═══ MATERIAL PROVIDED
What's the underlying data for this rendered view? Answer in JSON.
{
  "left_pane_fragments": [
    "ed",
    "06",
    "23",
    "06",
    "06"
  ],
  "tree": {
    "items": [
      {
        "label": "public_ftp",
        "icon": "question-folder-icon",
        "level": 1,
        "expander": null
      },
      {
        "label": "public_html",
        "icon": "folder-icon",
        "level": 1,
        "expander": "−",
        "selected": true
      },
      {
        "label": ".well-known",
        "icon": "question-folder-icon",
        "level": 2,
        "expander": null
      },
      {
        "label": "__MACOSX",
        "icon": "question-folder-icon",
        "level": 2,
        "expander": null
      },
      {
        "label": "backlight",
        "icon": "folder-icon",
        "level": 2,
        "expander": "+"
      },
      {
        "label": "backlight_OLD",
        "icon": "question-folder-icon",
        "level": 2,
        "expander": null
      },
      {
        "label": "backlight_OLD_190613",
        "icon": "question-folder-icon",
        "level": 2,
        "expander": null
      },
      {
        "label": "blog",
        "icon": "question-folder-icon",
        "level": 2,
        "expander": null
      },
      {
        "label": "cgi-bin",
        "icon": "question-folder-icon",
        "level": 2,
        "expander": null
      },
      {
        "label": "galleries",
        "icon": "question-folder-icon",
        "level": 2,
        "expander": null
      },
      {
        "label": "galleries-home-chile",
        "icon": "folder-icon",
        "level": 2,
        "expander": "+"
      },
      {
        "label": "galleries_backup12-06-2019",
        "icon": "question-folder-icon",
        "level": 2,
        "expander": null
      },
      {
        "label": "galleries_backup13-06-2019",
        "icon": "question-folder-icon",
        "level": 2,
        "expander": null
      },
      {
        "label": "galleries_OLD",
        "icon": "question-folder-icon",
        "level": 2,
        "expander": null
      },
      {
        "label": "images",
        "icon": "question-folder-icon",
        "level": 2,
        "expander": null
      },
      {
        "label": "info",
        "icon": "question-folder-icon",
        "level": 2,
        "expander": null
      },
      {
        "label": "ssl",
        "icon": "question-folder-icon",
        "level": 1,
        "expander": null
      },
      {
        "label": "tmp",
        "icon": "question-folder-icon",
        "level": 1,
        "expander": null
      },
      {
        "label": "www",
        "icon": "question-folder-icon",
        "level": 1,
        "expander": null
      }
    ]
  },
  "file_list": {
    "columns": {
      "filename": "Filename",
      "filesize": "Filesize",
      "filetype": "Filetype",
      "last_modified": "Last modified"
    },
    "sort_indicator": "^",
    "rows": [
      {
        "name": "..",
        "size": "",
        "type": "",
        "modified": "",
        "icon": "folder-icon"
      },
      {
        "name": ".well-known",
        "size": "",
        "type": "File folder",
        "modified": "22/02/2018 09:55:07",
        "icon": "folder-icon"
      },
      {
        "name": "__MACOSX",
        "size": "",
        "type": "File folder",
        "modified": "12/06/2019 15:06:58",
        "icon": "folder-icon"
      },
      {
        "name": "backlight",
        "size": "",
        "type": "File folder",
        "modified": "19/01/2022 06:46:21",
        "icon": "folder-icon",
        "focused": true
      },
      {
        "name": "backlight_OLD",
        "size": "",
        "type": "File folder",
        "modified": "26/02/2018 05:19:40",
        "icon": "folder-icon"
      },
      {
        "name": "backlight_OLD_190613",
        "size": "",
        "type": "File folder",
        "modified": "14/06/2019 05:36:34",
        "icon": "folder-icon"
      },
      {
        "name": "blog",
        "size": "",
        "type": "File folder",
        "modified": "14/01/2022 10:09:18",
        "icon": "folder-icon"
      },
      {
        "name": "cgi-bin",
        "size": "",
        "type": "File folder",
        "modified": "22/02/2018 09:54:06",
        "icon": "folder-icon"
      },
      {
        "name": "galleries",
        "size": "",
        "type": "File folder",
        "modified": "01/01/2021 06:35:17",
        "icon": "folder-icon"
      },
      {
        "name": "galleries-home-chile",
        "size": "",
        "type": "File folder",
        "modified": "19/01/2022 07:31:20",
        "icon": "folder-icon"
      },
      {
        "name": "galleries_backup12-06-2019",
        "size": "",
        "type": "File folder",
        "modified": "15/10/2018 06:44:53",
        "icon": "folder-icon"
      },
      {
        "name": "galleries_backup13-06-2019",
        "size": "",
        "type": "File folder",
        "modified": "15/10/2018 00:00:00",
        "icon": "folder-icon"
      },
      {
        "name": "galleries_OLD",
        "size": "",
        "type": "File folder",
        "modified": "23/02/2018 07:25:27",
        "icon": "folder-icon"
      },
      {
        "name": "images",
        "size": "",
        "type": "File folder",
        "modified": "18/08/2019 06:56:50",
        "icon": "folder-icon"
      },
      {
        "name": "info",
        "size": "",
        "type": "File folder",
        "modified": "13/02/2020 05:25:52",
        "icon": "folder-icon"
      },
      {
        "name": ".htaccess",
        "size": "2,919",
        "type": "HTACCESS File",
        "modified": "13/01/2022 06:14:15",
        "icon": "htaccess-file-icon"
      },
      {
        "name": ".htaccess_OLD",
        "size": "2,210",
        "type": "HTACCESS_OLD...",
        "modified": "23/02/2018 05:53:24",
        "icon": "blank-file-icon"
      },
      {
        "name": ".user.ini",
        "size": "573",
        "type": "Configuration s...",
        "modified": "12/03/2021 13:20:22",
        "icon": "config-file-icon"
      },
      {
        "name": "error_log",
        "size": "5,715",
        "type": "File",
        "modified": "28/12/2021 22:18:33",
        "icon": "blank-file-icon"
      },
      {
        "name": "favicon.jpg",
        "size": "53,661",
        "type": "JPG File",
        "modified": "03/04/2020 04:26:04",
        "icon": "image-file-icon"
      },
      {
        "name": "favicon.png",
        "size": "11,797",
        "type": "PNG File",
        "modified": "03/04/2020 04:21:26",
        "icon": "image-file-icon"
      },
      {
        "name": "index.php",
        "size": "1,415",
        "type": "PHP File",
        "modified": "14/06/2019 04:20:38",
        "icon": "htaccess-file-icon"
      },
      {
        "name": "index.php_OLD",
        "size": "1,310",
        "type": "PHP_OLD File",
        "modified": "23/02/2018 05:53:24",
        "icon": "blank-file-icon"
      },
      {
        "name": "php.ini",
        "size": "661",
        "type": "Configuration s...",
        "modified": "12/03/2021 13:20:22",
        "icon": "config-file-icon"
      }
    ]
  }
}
══════
INSTRUCTIONS FOR THE TASK. Look through the material and copy each line that has "chile".

SOLVED PROBLEM.
        "label": "galleries-home-chile",
        "name": "galleries-home-chile",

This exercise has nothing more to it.